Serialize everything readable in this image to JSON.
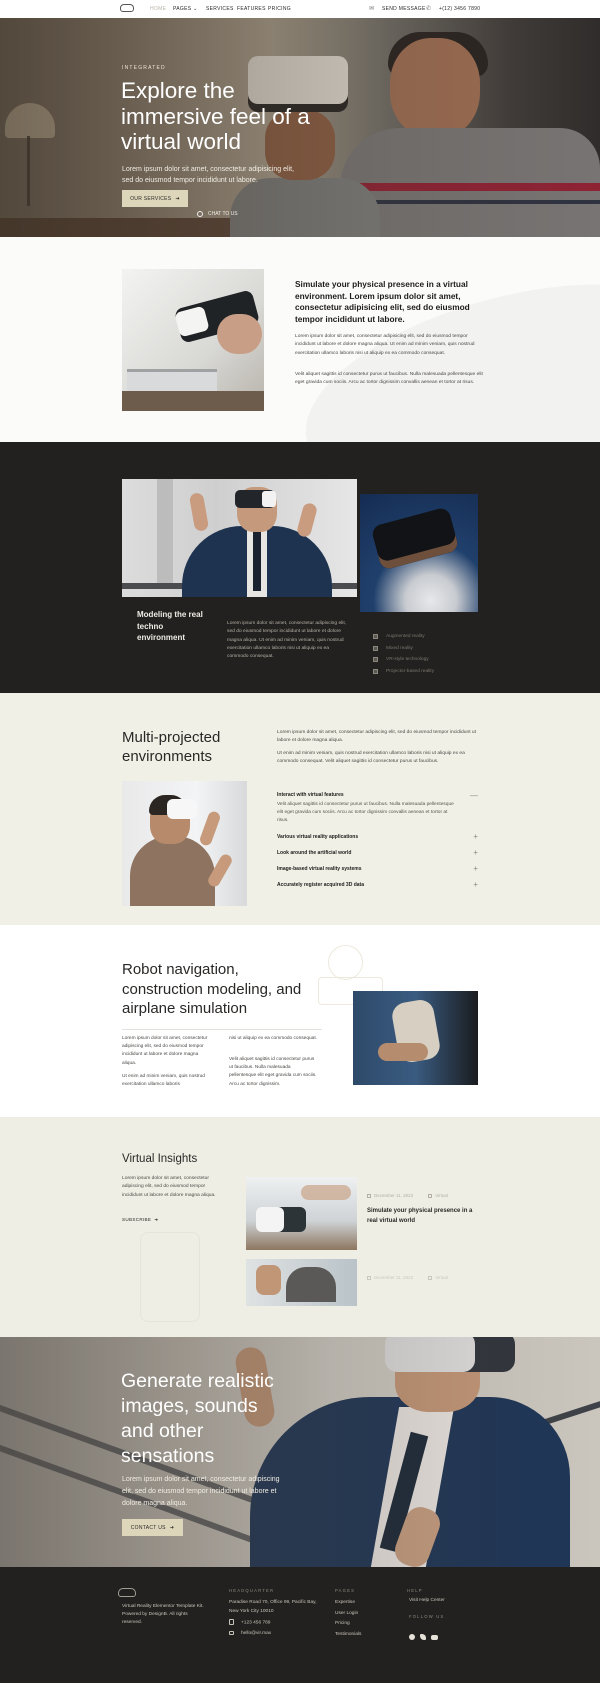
{
  "nav": {
    "items": [
      "Home",
      "Pages",
      "Services",
      "Features",
      "Pricing"
    ],
    "send_message": "Send Message",
    "phone": "+(12) 3456 7890",
    "colors": {
      "active": "#b9b4a6",
      "text": "#2a2826"
    }
  },
  "hero": {
    "eyebrow": "INTEGRATED",
    "title": "Explore the immersive feel of a virtual world",
    "lead": "Lorem ipsum dolor sit amet, consectetur adipisicing elit, sed do eiusmod tempor incididunt ut labore.",
    "primary_button": "OUR SERVICES",
    "secondary_link": "CHAT TO US"
  },
  "presence": {
    "heading": "Simulate your physical presence in a virtual environment. Lorem ipsum dolor sit amet, consectetur adipisicing elit, sed do eiusmod tempor incididunt ut labore.",
    "paragraphs": [
      "Lorem ipsum dolor sit amet, consectetur adipisicing elit, sed do eiusmod tempor incididunt ut labore et dolore magna aliqua. Ut enim ad minim veniam, quis nostrud exercitation ullamco laboris nisi ut aliquip ex ea commodo consequat.",
      "Velit aliquet sagittis id consectetur purus ut faucibus. Nulla malesuada pellentesque elit eget gravida cum sociis. Arcu ac tortor dignissim convallis aenean et tortor at risus."
    ]
  },
  "modeling": {
    "heading": "Modeling the real techno environment",
    "paragraph": "Lorem ipsum dolor sit amet, consectetur adipiscing elit, sed do eiusmod tempor incididunt ut labore et dolore magna aliqua. Ut enim ad minim veniam, quis nostrud exercitation ullamco laboris nisi ut aliquip ex ea commodo consequat.",
    "list": [
      "Augmented reality",
      "Mixed reality",
      "VR-style technology",
      "Projector-based reality"
    ]
  },
  "multi": {
    "heading": "Multi-projected environments",
    "paragraphs": [
      "Lorem ipsum dolor sit amet, consectetur adipiscing elit, sed do eiusmod tempor incididunt ut labore et dolore magna aliqua.",
      "Ut enim ad minim veniam, quis nostrud exercitation ullamco laboris nisi ut aliquip ex ea commodo consequat. Velit aliquet sagittis id consectetur purus ut faucibus."
    ],
    "accordion": [
      {
        "title": "Interact with virtual features",
        "open": true,
        "body": "Velit aliquet sagittis id consectetur purus ut faucibus. Nulla malesuada pellentesque elit eget gravida cum sociis. Arcu ac tortor dignissim convallis aenean et tortor at risus."
      },
      {
        "title": "Various virtual reality applications",
        "open": false
      },
      {
        "title": "Look around the artificial world",
        "open": false
      },
      {
        "title": "Image-based virtual reality systems",
        "open": false
      },
      {
        "title": "Accurately register acquired 3D data",
        "open": false
      }
    ],
    "open_sign": "—",
    "closed_sign": "+"
  },
  "robot": {
    "heading": "Robot navigation, construction modeling, and airplane simulation",
    "col1": [
      "Lorem ipsum dolor sit amet, consectetur adipiscing elit, sed do eiusmod tempor incididunt ut labore et dolore magna aliqua.",
      "Ut enim ad minim veniam, quis nostrud exercitation ullamco laboris"
    ],
    "col2": [
      "nisi ut aliquip ex ea commodo consequat.",
      "Velit aliquet sagittis id consectetur purus ut faucibus. Nulla malesuada pellentesque elit eget gravida cum sociis. Arcu ac tortor dignissim."
    ]
  },
  "insights": {
    "heading": "Virtual Insights",
    "paragraph": "Lorem ipsum dolor sit amet, consectetur adipiscing elit, sed do eiusmod tempor incididunt ut labore et dolore magna aliqua.",
    "subscribe": "SUBSCRIBE",
    "posts": [
      {
        "date": "December 11, 2022",
        "category": "Virtual",
        "title": "Simulate your physical presence in a real virtual world"
      },
      {
        "date": "December 11, 2022",
        "category": "Virtual",
        "title": ""
      }
    ]
  },
  "cta": {
    "title": "Generate realistic images, sounds and other sensations",
    "lead": "Lorem ipsum dolor sit amet, consectetur adipiscing elit, sed do eiusmod tempor incididunt ut labore et dolore magna aliqua.",
    "button": "CONTACT US"
  },
  "footer": {
    "about": "Virtual Reality Elementor Template Kit. Powered by DesignB. All rights reserved.",
    "hq_label": "HEADQUARTER",
    "address": "Paradise Road 70, Office 99, Pacific Bay, New York City 10010",
    "phone": "+123 456 789",
    "email": "hello@vir.max",
    "pages_label": "PAGES",
    "pages": [
      "Expertise",
      "User Login",
      "Pricing",
      "Testimonials"
    ],
    "help_label": "HELP",
    "help_link": "Visit Help Center",
    "follow_label": "FOLLOW US",
    "social": [
      "facebook",
      "twitter",
      "youtube"
    ]
  },
  "colors": {
    "dark": "#23211f",
    "cream": "#f1f0e6",
    "button": "#ddd6bb"
  }
}
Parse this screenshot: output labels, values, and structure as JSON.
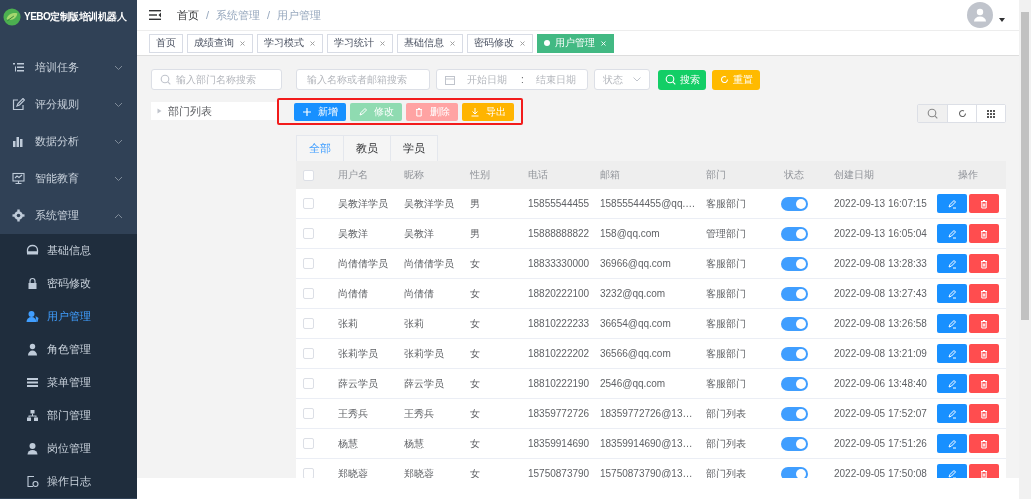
{
  "logo": {
    "text": "YEBO定制版培训机器人"
  },
  "sidebar": {
    "items": [
      {
        "label": "培训任务",
        "expanded": false
      },
      {
        "label": "评分规则",
        "expanded": false
      },
      {
        "label": "数据分析",
        "expanded": false
      },
      {
        "label": "智能教育",
        "expanded": false
      },
      {
        "label": "系统管理",
        "expanded": true,
        "children": [
          {
            "label": "基础信息",
            "selected": false
          },
          {
            "label": "密码修改",
            "selected": false
          },
          {
            "label": "用户管理",
            "selected": true
          },
          {
            "label": "角色管理",
            "selected": false
          },
          {
            "label": "菜单管理",
            "selected": false
          },
          {
            "label": "部门管理",
            "selected": false
          },
          {
            "label": "岗位管理",
            "selected": false
          },
          {
            "label": "操作日志",
            "selected": false
          }
        ]
      }
    ]
  },
  "breadcrumb": [
    "首页",
    "系统管理",
    "用户管理"
  ],
  "breadcrumb_separator": "/",
  "tags": [
    {
      "label": "首页",
      "closable": false,
      "selected": false
    },
    {
      "label": "成绩查询",
      "closable": true,
      "selected": false
    },
    {
      "label": "学习模式",
      "closable": true,
      "selected": false
    },
    {
      "label": "学习统计",
      "closable": true,
      "selected": false
    },
    {
      "label": "基础信息",
      "closable": true,
      "selected": false
    },
    {
      "label": "密码修改",
      "closable": true,
      "selected": false
    },
    {
      "label": "用户管理",
      "closable": true,
      "selected": true
    }
  ],
  "filters": {
    "dept_search": {
      "placeholder": "输入部门名称搜索"
    },
    "name_search": {
      "placeholder": "输入名称或者邮箱搜索"
    },
    "date_range": {
      "start_placeholder": "开始日期",
      "separator": ":",
      "end_placeholder": "结束日期"
    },
    "status": {
      "placeholder": "状态"
    },
    "search_button": "搜索",
    "reset_button": "重置"
  },
  "dept_tree": {
    "label": "部门列表",
    "expanded": false
  },
  "actions": [
    {
      "label": "新增",
      "kind": "add",
      "disabled": false
    },
    {
      "label": "修改",
      "kind": "edit",
      "disabled": true
    },
    {
      "label": "删除",
      "kind": "delete",
      "disabled": true
    },
    {
      "label": "导出",
      "kind": "export",
      "disabled": false
    }
  ],
  "tabs": [
    {
      "label": "全部",
      "selected": true
    },
    {
      "label": "教员",
      "selected": false
    },
    {
      "label": "学员",
      "selected": false
    }
  ],
  "table": {
    "select_all": false,
    "columns": [
      "用户名",
      "昵称",
      "性别",
      "电话",
      "邮箱",
      "部门",
      "状态",
      "创建日期",
      "操作"
    ],
    "rows": [
      {
        "checked": false,
        "username": "吴教洋学员",
        "nickname": "吴教洋学员",
        "gender": "男",
        "phone": "15855544455",
        "email": "15855544455@qq.…",
        "dept": "客服部门",
        "enabled": true,
        "created": "2022-09-13 16:07:15"
      },
      {
        "checked": false,
        "username": "吴教洋",
        "nickname": "吴教洋",
        "gender": "男",
        "phone": "15888888822",
        "email": "158@qq.com",
        "dept": "管理部门",
        "enabled": true,
        "created": "2022-09-13 16:05:04"
      },
      {
        "checked": false,
        "username": "尚倩倩学员",
        "nickname": "尚倩倩学员",
        "gender": "女",
        "phone": "18833330000",
        "email": "36966@qq.com",
        "dept": "客服部门",
        "enabled": true,
        "created": "2022-09-08 13:28:33"
      },
      {
        "checked": false,
        "username": "尚倩倩",
        "nickname": "尚倩倩",
        "gender": "女",
        "phone": "18820222100",
        "email": "3232@qq.com",
        "dept": "客服部门",
        "enabled": true,
        "created": "2022-09-08 13:27:43"
      },
      {
        "checked": false,
        "username": "张莉",
        "nickname": "张莉",
        "gender": "女",
        "phone": "18810222233",
        "email": "36654@qq.com",
        "dept": "客服部门",
        "enabled": true,
        "created": "2022-09-08 13:26:58"
      },
      {
        "checked": false,
        "username": "张莉学员",
        "nickname": "张莉学员",
        "gender": "女",
        "phone": "18810222202",
        "email": "36566@qq.com",
        "dept": "客服部门",
        "enabled": true,
        "created": "2022-09-08 13:21:09"
      },
      {
        "checked": false,
        "username": "薛云学员",
        "nickname": "薛云学员",
        "gender": "女",
        "phone": "18810222190",
        "email": "2546@qq.com",
        "dept": "客服部门",
        "enabled": true,
        "created": "2022-09-06 13:48:40"
      },
      {
        "checked": false,
        "username": "王秀兵",
        "nickname": "王秀兵",
        "gender": "女",
        "phone": "18359772726",
        "email": "18359772726@13…",
        "dept": "部门列表",
        "enabled": true,
        "created": "2022-09-05 17:52:07"
      },
      {
        "checked": false,
        "username": "杨慧",
        "nickname": "杨慧",
        "gender": "女",
        "phone": "18359914690",
        "email": "18359914690@13…",
        "dept": "部门列表",
        "enabled": true,
        "created": "2022-09-05 17:51:26"
      },
      {
        "checked": false,
        "username": "郑晓蓉",
        "nickname": "郑晓蓉",
        "gender": "女",
        "phone": "15750873790",
        "email": "15750873790@13…",
        "dept": "部门列表",
        "enabled": true,
        "created": "2022-09-05 17:50:08"
      }
    ]
  }
}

----

> _WRITTEN EXERCISE_: Each line containing the word "phone" counts once; report the total alone.

> _TASK SOLUTION_: 12